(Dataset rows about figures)
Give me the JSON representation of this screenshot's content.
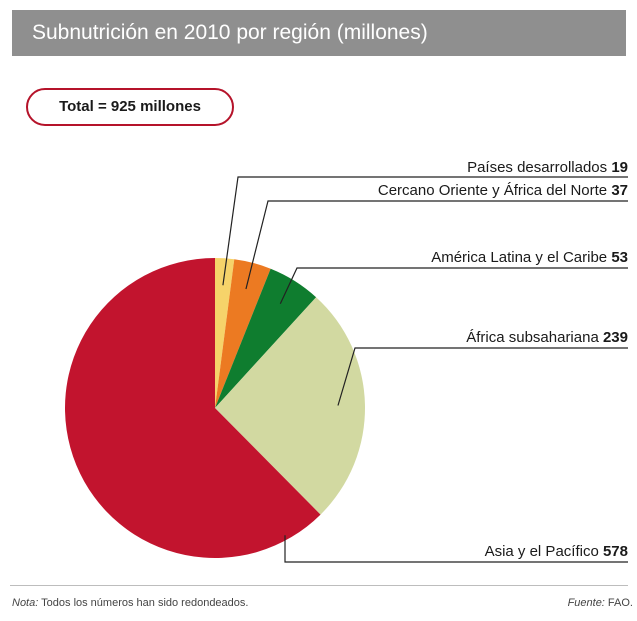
{
  "chart_data": {
    "type": "pie",
    "title": "Subnutrición en 2010 por región (millones)",
    "total_label": "Total = 925 millones",
    "slices": [
      {
        "label": "Países desarrollados",
        "value": 19,
        "value_label": "19",
        "color": "#f6d36a"
      },
      {
        "label": "Cercano Oriente y África del Norte",
        "value": 37,
        "value_label": "37",
        "color": "#ec7a22"
      },
      {
        "label": "América Latina y el Caribe",
        "value": 53,
        "value_label": "53",
        "color": "#0f7d2f"
      },
      {
        "label": "África subsahariana",
        "value": 239,
        "value_label": "239",
        "color": "#d2d9a1"
      },
      {
        "label": "Asia y el Pacífico",
        "value": 578,
        "value_label": "578",
        "color": "#c2142e"
      }
    ]
  },
  "footer": {
    "note_prefix": "Nota:",
    "note_text": " Todos los números han sido redondeados.",
    "source_prefix": "Fuente:",
    "source_text": " FAO."
  }
}
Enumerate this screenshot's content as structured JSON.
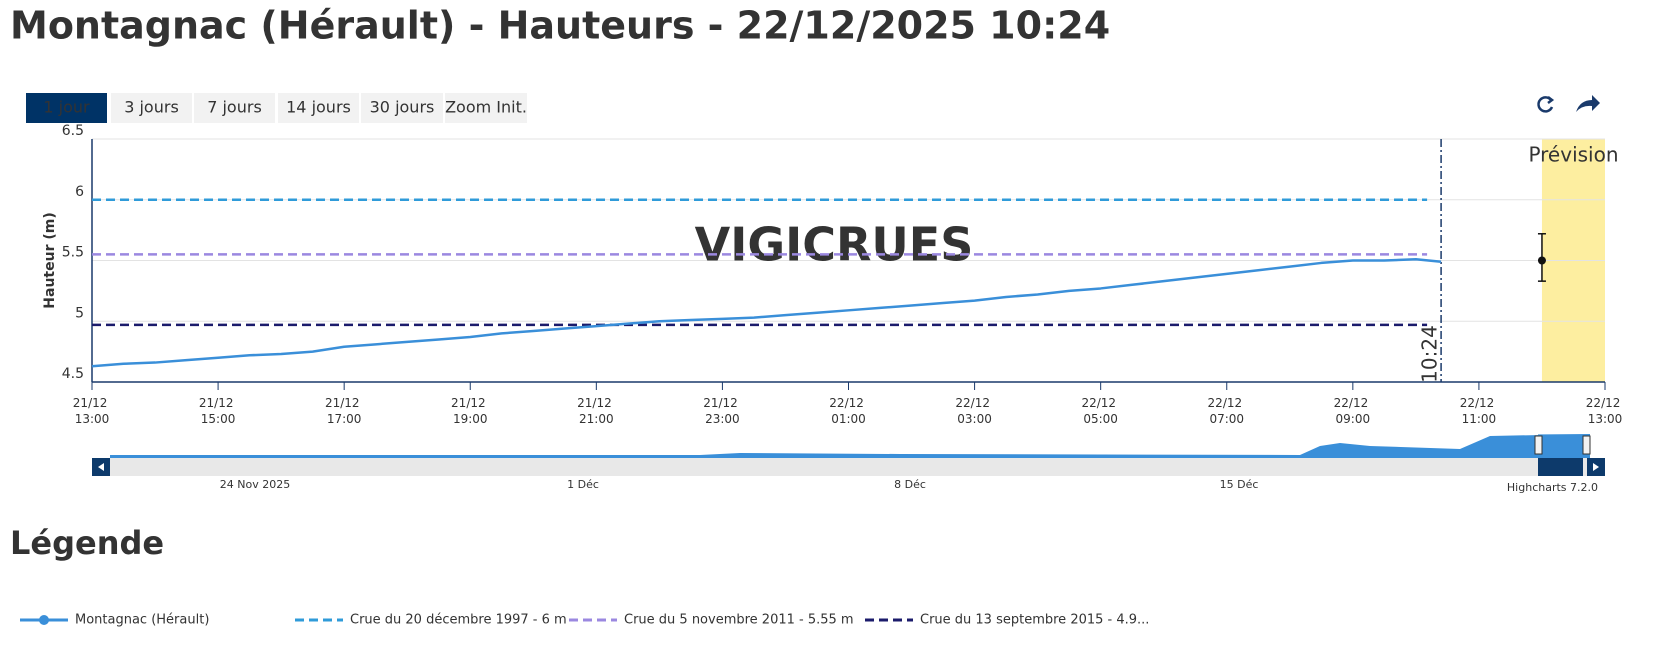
{
  "page_title": "Montagnac (Hérault) - Hauteurs - 22/12/2025 10:24",
  "range_buttons": [
    "1 jour",
    "3 jours",
    "7 jours",
    "14 jours",
    "30 jours",
    "Zoom Init."
  ],
  "legend_heading": "Légende",
  "credits": "Highcharts 7.2.0",
  "navigator": {
    "labels": [
      "24 Nov 2025",
      "1 Déc",
      "8 Déc",
      "15 Déc"
    ]
  },
  "chart_data": {
    "type": "line",
    "watermark": "VIGICRUES",
    "y_label": "Hauteur (m)",
    "ylim": [
      4.5,
      6.5
    ],
    "yticks": [
      4.5,
      5,
      5.5,
      6,
      6.5
    ],
    "grid": true,
    "xlim": [
      "21/12 13:00",
      "22/12 13:00"
    ],
    "xticks": [
      "21/12 13:00",
      "21/12 15:00",
      "21/12 17:00",
      "21/12 19:00",
      "21/12 21:00",
      "21/12 23:00",
      "22/12 01:00",
      "22/12 03:00",
      "22/12 05:00",
      "22/12 07:00",
      "22/12 09:00",
      "22/12 11:00",
      "22/12 13:00"
    ],
    "series": [
      {
        "name": "Montagnac (Hérault)",
        "color": "#3a8fd9",
        "x": [
          "21/12 13:00",
          "21/12 13:30",
          "21/12 14:00",
          "21/12 14:30",
          "21/12 15:00",
          "21/12 15:30",
          "21/12 16:00",
          "21/12 16:30",
          "21/12 17:00",
          "21/12 17:30",
          "21/12 18:00",
          "21/12 18:30",
          "21/12 19:00",
          "21/12 19:30",
          "21/12 20:00",
          "21/12 20:30",
          "21/12 21:00",
          "21/12 21:30",
          "21/12 22:00",
          "21/12 22:30",
          "21/12 23:00",
          "21/12 23:30",
          "22/12 00:00",
          "22/12 00:30",
          "22/12 01:00",
          "22/12 01:30",
          "22/12 02:00",
          "22/12 02:30",
          "22/12 03:00",
          "22/12 03:30",
          "22/12 04:00",
          "22/12 04:30",
          "22/12 05:00",
          "22/12 05:30",
          "22/12 06:00",
          "22/12 06:30",
          "22/12 07:00",
          "22/12 07:30",
          "22/12 08:00",
          "22/12 08:30",
          "22/12 09:00",
          "22/12 09:30",
          "22/12 10:00",
          "22/12 10:24"
        ],
        "values": [
          4.63,
          4.65,
          4.66,
          4.68,
          4.7,
          4.72,
          4.73,
          4.75,
          4.79,
          4.81,
          4.83,
          4.85,
          4.87,
          4.9,
          4.92,
          4.94,
          4.96,
          4.98,
          5.0,
          5.01,
          5.02,
          5.03,
          5.05,
          5.07,
          5.09,
          5.11,
          5.13,
          5.15,
          5.17,
          5.2,
          5.22,
          5.25,
          5.27,
          5.3,
          5.33,
          5.36,
          5.39,
          5.42,
          5.45,
          5.48,
          5.5,
          5.5,
          5.51,
          5.49
        ]
      }
    ],
    "thresholds": [
      {
        "name": "Crue du 20 décembre 1997 - 6 m",
        "color": "#2f9bd9",
        "value": 6
      },
      {
        "name": "Crue du 5 novembre 2011 - 5.55 m",
        "color": "#9b88e0",
        "value": 5.55
      },
      {
        "name": "Crue du 13 septembre 2015 - 4.9...",
        "color": "#1b1b6b",
        "value": 4.97
      }
    ],
    "now": {
      "x": "22/12 10:24",
      "label": "10:24"
    },
    "forecast": {
      "label": "Prévision",
      "band": [
        "22/12 12:00",
        "22/12 13:00"
      ],
      "color": "#fdeea0",
      "x": "22/12 12:00",
      "value": 5.5,
      "low": 5.33,
      "high": 5.72
    }
  }
}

**INSTRUCTION**
Pull out every line above that holds the word "JSON".

**WRITTEN REPLY**
Give me the JSON representation of this screenshot's content.
Enumerate this screenshot's content as structured JSON.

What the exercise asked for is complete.